WHAT IS NEEDED:
Restate the full listing word for word and leave the pictures out.

EXERCISE INPUTS:
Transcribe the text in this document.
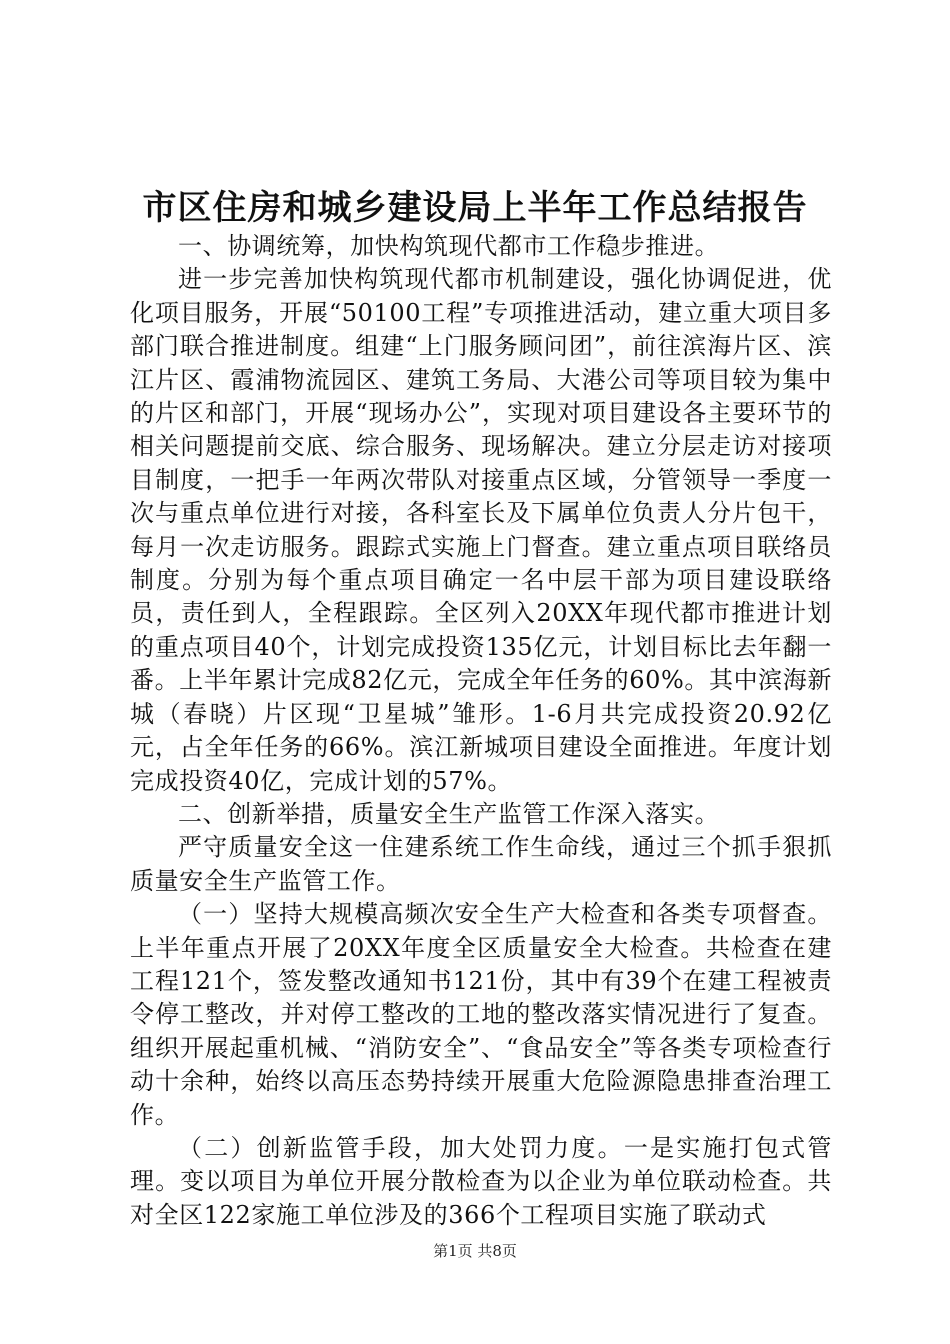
市区住房和城乡建设局上半年工作总结报告

一、协调统筹，加快构筑现代都市工作稳步推进。

进一步完善加快构筑现代都市机制建设，强化协调促进，优化项目服务，开展“50100工程”专项推进活动，建立重大项目多部门联合推进制度。组建“上门服务顾问团”，前往滨海片区、滨江片区、霞浦物流园区、建筑工务局、大港公司等项目较为集中的片区和部门，开展“现场办公”，实现对项目建设各主要环节的相关问题提前交底、综合服务、现场解决。建立分层走访对接项目制度，一把手一年两次带队对接重点区域，分管领导一季度一次与重点单位进行对接，各科室长及下属单位负责人分片包干，每月一次走访服务。跟踪式实施上门督查。建立重点项目联络员制度。分别为每个重点项目确定一名中层干部为项目建设联络员，责任到人，全程跟踪。全区列入20XX年现代都市推进计划的重点项目40个，计划完成投资135亿元，计划目标比去年翻一番。上半年累计完成82亿元，完成全年任务的60%。其中滨海新城（春晓）片区现“卫星城”雏形。1-6月共完成投资20.92亿元，占全年任务的66%。滨江新城项目建设全面推进。年度计划完成投资40亿，完成计划的57%。

二、创新举措，质量安全生产监管工作深入落实。

严守质量安全这一住建系统工作生命线，通过三个抓手狠抓质量安全生产监管工作。

（一）坚持大规模高频次安全生产大检查和各类专项督查。上半年重点开展了20XX年度全区质量安全大检查。共检查在建工程121个，签发整改通知书121份，其中有39个在建工程被责令停工整改，并对停工整改的工地的整改落实情况进行了复查。组织开展起重机械、“消防安全”、“食品安全”等各类专项检查行动十余种，始终以高压态势持续开展重大危险源隐患排查治理工作。

（二）创新监管手段，加大处罚力度。一是实施打包式管理。变以项目为单位开展分散检查为以企业为单位联动检查。共对全区122家施工单位涉及的366个工程项目实施了联动式

第1页 共8页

OUTPUT OF THE EXERCISE:
Transcribe the text in this document.
市区住房和城乡建设局上半年工作总结报告

一、协调统筹，加快构筑现代都市工作稳步推进。

进一步完善加快构筑现代都市机制建设，强化协调促进，优化项目服务，开展“50100工程”专项推进活动，建立重大项目多部门联合推进制度。组建“上门服务顾问团”，前往滨海片区、滨江片区、霞浦物流园区、建筑工务局、大港公司等项目较为集中的片区和部门，开展“现场办公”，实现对项目建设各主要环节的相关问题提前交底、综合服务、现场解决。建立分层走访对接项目制度，一把手一年两次带队对接重点区域，分管领导一季度一次与重点单位进行对接，各科室长及下属单位负责人分片包干，每月一次走访服务。跟踪式实施上门督查。建立重点项目联络员制度。分别为每个重点项目确定一名中层干部为项目建设联络员，责任到人，全程跟踪。全区列入20XX年现代都市推进计划的重点项目40个，计划完成投资135亿元，计划目标比去年翻一番。上半年累计完成82亿元，完成全年任务的60%。其中滨海新城（春晓）片区现“卫星城”雏形。1-6月共完成投资20.92亿元，占全年任务的66%。滨江新城项目建设全面推进。年度计划完成投资40亿，完成计划的57%。

二、创新举措，质量安全生产监管工作深入落实。

严守质量安全这一住建系统工作生命线，通过三个抓手狠抓质量安全生产监管工作。

（一）坚持大规模高频次安全生产大检查和各类专项督查。上半年重点开展了20XX年度全区质量安全大检查。共检查在建工程121个，签发整改通知书121份，其中有39个在建工程被责令停工整改，并对停工整改的工地的整改落实情况进行了复查。组织开展起重机械、“消防安全”、“食品安全”等各类专项检查行动十余种，始终以高压态势持续开展重大危险源隐患排查治理工作。

（二）创新监管手段，加大处罚力度。一是实施打包式管理。变以项目为单位开展分散检查为以企业为单位联动检查。共对全区122家施工单位涉及的366个工程项目实施了联动式

第1页 共8页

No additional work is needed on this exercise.